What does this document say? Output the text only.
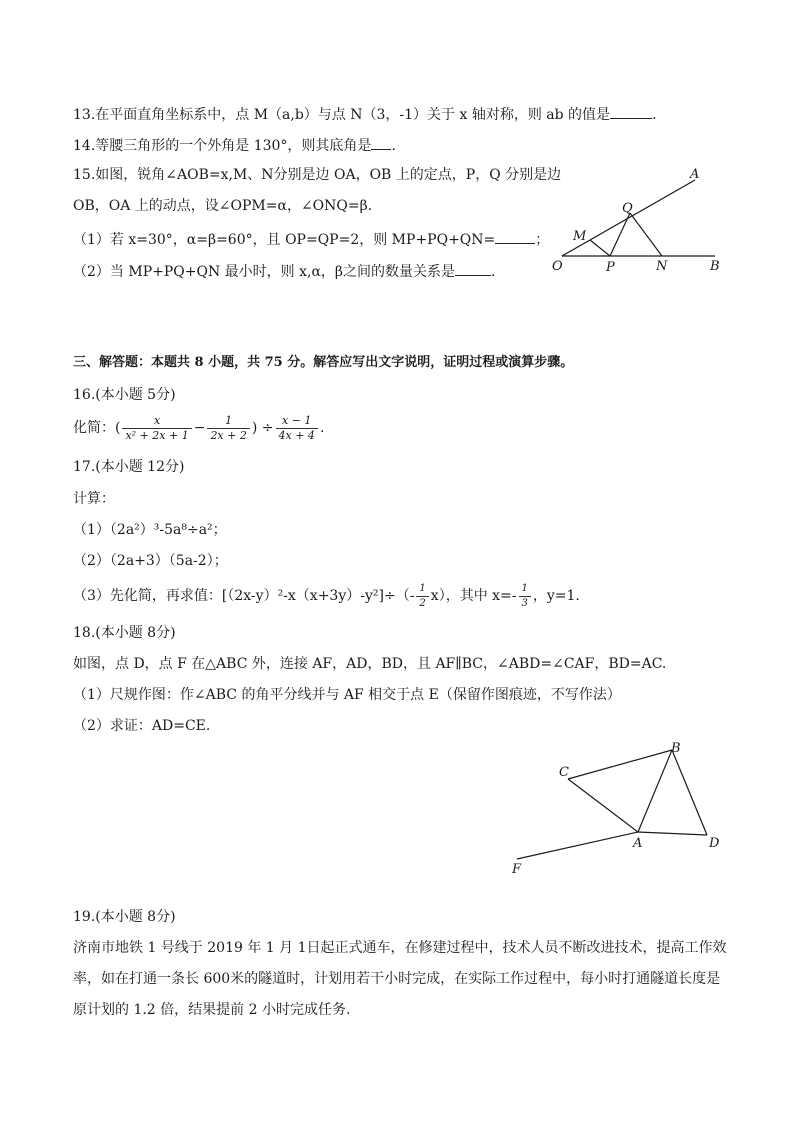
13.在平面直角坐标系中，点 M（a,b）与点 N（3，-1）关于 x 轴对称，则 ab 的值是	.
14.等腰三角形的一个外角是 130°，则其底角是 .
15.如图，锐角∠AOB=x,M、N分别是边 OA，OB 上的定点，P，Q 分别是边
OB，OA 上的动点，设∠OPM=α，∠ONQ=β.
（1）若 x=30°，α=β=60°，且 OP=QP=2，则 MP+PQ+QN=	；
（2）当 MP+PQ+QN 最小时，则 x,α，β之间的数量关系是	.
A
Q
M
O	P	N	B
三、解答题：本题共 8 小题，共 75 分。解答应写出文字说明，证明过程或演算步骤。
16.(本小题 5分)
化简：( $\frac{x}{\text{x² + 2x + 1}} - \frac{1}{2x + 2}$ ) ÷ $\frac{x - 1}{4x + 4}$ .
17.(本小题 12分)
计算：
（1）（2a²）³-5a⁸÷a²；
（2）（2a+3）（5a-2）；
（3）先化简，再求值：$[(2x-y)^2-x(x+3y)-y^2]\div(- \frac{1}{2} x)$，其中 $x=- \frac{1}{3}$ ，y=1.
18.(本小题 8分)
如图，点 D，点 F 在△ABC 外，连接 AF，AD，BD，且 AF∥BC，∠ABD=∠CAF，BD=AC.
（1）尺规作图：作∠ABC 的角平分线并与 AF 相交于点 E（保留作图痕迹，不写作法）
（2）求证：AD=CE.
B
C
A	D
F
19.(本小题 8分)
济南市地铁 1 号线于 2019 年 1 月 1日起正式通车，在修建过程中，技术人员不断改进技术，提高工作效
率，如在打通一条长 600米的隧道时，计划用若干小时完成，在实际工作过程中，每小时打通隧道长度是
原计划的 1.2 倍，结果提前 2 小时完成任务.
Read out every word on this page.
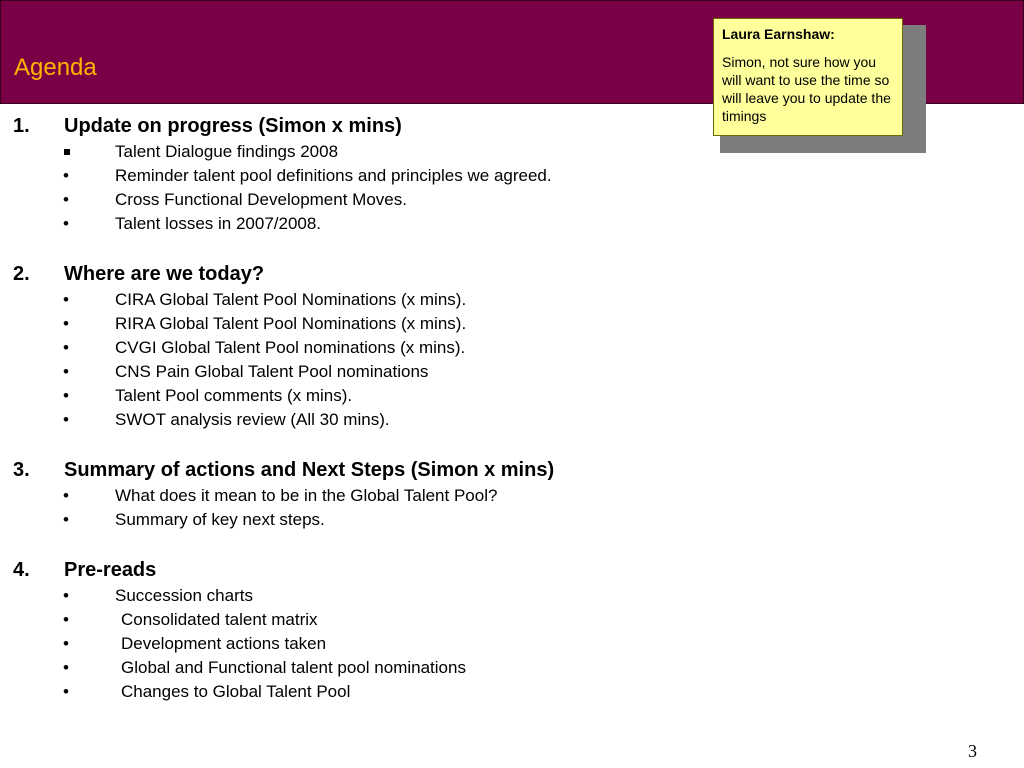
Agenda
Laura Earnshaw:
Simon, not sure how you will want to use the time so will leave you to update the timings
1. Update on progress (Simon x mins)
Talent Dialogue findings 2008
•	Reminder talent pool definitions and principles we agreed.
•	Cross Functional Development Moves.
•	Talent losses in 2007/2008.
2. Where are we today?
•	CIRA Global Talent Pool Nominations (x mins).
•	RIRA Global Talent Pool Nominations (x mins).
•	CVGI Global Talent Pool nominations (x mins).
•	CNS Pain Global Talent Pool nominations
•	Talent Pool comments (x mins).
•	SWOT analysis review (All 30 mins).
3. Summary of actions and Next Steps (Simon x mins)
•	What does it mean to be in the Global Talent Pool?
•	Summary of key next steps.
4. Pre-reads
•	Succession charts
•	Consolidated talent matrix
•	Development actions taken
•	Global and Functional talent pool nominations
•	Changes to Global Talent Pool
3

YOUR GOAL> Show every line in the entries where the string "frac" occurs.

EXPECTED ANSWER>
化简：( $\frac{x}{\text{x² + 2x + 1}} - \frac{1}{2x + 2}$ ) ÷ $\frac{x - 1}{4x + 4}$ .
（3）先化简，再求值：$[(2x-y)^2-x(x+3y)-y^2]\div(- \frac{1}{2} x)$，其中 $x=- \frac{1}{3}$ ，y=1.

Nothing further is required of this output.